(WORK TO COMPLETE):
The listing beneath should be written out in full, exactly as shown.

(EXTRACTED MATERIAL):
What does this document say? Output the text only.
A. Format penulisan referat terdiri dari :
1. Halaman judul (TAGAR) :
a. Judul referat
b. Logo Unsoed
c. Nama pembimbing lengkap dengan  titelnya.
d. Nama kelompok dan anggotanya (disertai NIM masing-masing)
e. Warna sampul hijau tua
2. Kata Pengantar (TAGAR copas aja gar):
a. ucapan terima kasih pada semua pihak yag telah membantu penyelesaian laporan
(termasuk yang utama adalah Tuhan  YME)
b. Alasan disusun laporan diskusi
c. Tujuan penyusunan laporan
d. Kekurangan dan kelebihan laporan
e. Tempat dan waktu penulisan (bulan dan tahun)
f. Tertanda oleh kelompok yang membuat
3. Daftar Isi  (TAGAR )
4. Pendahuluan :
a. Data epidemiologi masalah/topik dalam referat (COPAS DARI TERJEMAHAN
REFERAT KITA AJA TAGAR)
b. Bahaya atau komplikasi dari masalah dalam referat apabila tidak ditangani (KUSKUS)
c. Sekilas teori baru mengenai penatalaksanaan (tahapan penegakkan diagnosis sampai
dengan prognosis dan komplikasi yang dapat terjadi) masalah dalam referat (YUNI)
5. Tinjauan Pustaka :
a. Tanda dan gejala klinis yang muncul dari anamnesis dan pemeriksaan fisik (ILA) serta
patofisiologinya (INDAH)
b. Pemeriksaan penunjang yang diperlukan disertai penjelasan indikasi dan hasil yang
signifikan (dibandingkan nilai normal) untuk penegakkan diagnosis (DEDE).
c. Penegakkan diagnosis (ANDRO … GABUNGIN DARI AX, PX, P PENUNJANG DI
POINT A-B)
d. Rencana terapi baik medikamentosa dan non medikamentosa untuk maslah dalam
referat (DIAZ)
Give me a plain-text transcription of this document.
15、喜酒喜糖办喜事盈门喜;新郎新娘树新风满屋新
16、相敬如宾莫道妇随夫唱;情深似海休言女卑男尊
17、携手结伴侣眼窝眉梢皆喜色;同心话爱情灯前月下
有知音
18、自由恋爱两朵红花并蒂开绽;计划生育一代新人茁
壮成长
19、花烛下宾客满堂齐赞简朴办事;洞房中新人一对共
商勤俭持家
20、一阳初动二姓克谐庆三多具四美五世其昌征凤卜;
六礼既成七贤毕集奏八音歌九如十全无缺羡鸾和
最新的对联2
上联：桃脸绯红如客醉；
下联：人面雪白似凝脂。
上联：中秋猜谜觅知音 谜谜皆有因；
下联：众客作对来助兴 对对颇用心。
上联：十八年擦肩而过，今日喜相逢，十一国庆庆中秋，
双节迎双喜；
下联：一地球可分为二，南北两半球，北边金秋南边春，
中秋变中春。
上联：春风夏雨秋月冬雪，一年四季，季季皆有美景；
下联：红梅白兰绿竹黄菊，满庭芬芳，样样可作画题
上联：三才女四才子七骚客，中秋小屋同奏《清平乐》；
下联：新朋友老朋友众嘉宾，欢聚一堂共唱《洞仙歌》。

(ANSWER TO THE TASK):
What does this document say? Output the text only.
A. Format penulisan referat terdiri dari :
1. Halaman judul (TAGAR) :
a. Judul referat
b. Logo Unsoed
c. Nama pembimbing lengkap dengan  titelnya.
d. Nama kelompok dan anggotanya (disertai NIM masing-masing)
e. Warna sampul hijau tua
2. Kata Pengantar (TAGAR copas aja gar):
a. ucapan terima kasih pada semua pihak yag telah membantu penyelesaian laporan
(termasuk yang utama adalah Tuhan  YME)
b. Alasan disusun laporan diskusi
c. Tujuan penyusunan laporan
d. Kekurangan dan kelebihan laporan
e. Tempat dan waktu penulisan (bulan dan tahun)
f. Tertanda oleh kelompok yang membuat
3. Daftar Isi  (TAGAR )
4. Pendahuluan :
a. Data epidemiologi masalah/topik dalam referat (COPAS DARI TERJEMAHAN
REFERAT KITA AJA TAGAR)
b. Bahaya atau komplikasi dari masalah dalam referat apabila tidak ditangani (KUSKUS)
c. Sekilas teori baru mengenai penatalaksanaan (tahapan penegakkan diagnosis sampai
dengan prognosis dan komplikasi yang dapat terjadi) masalah dalam referat (YUNI)
5. Tinjauan Pustaka :
a. Tanda dan gejala klinis yang muncul dari anamnesis dan pemeriksaan fisik (ILA) serta
patofisiologinya (INDAH)
b. Pemeriksaan penunjang yang diperlukan disertai penjelasan indikasi dan hasil yang
signifikan (dibandingkan nilai normal) untuk penegakkan diagnosis (DEDE).
c. Penegakkan diagnosis (ANDRO … GABUNGIN DARI AX, PX, P PENUNJANG DI
POINT A-B)
d. Rencana terapi baik medikamentosa dan non medikamentosa untuk maslah dalam
referat (DIAZ)
Give me a plain-text transcription of this document.
15、喜酒喜糖办喜事盈门喜;新郎新娘树新风满屋新
16、相敬如宾莫道妇随夫唱;情深似海休言女卑男尊
17、携手结伴侣眼窝眉梢皆喜色;同心话爱情灯前月下
有知音
18、自由恋爱两朵红花并蒂开绽;计划生育一代新人茁
壮成长
19、花烛下宾客满堂齐赞简朴办事;洞房中新人一对共
商勤俭持家
20、一阳初动二姓克谐庆三多具四美五世其昌征凤卜;
六礼既成七贤毕集奏八音歌九如十全无缺羡鸾和
最新的对联2
上联：桃脸绯红如客醉；
下联：人面雪白似凝脂。
上联：中秋猜谜觅知音 谜谜皆有因；
下联：众客作对来助兴 对对颇用心。
上联：十八年擦肩而过，今日喜相逢，十一国庆庆中秋，
双节迎双喜；
下联：一地球可分为二，南北两半球，北边金秋南边春，
中秋变中春。
上联：春风夏雨秋月冬雪，一年四季，季季皆有美景；
下联：红梅白兰绿竹黄菊，满庭芬芳，样样可作画题
上联：三才女四才子七骚客，中秋小屋同奏《清平乐》；
下联：新朋友老朋友众嘉宾，欢聚一堂共唱《洞仙歌》。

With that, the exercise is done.